BEGIN Supplied data

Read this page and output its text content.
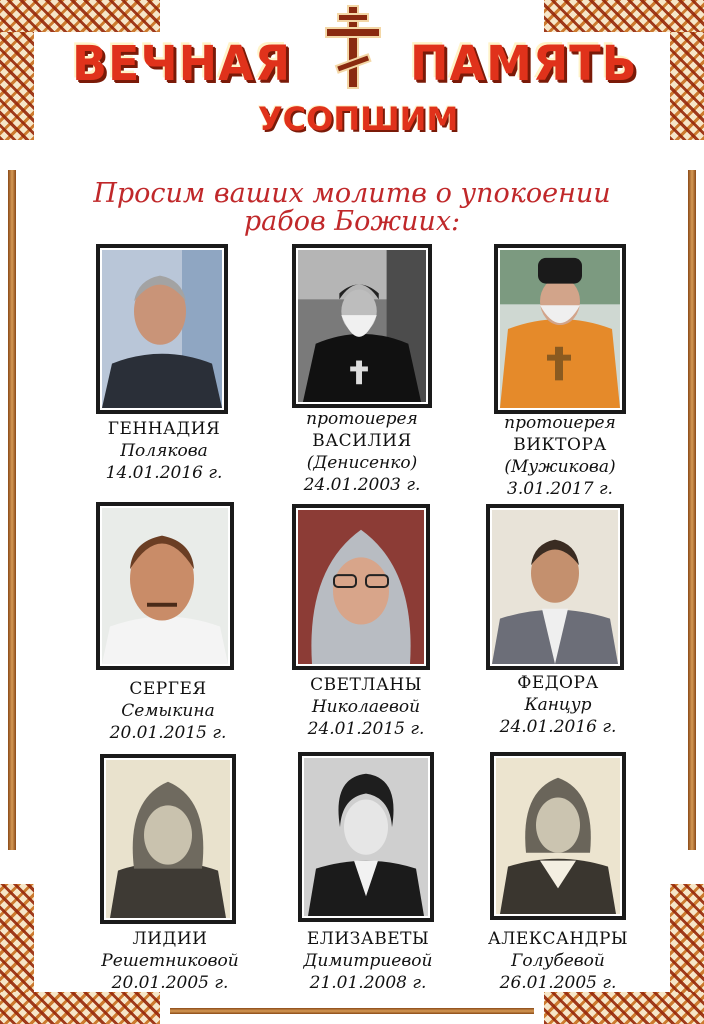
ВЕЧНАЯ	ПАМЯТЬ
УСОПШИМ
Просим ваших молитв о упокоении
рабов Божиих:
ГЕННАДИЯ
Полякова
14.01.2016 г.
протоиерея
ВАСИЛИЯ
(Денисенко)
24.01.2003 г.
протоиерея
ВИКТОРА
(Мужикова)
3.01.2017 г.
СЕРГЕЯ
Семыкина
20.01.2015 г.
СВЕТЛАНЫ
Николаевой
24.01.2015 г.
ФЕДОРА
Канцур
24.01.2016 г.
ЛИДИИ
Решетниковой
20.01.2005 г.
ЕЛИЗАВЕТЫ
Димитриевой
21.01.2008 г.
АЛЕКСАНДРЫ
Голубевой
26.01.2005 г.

END Supplied data
BEGIN Supplied data

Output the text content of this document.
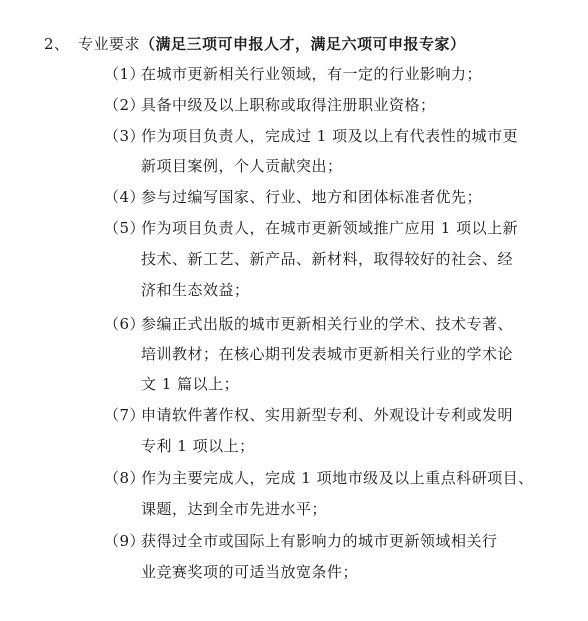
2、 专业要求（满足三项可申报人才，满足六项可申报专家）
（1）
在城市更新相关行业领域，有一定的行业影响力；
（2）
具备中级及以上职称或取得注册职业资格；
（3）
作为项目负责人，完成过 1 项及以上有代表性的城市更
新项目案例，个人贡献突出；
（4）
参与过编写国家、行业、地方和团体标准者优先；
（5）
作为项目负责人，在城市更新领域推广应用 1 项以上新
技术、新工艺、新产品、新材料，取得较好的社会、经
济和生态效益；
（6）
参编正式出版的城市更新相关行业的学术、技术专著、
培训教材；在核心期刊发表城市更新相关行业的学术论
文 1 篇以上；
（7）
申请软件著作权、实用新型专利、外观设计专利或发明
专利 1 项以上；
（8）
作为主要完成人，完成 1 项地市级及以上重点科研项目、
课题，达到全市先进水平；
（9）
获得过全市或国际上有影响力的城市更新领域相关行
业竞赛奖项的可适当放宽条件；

END Supplied data

→ **Goal**
Exactly how many lines of the material contain the word "作为项目负责人"? Write the number alone.

→ **Final answer**
2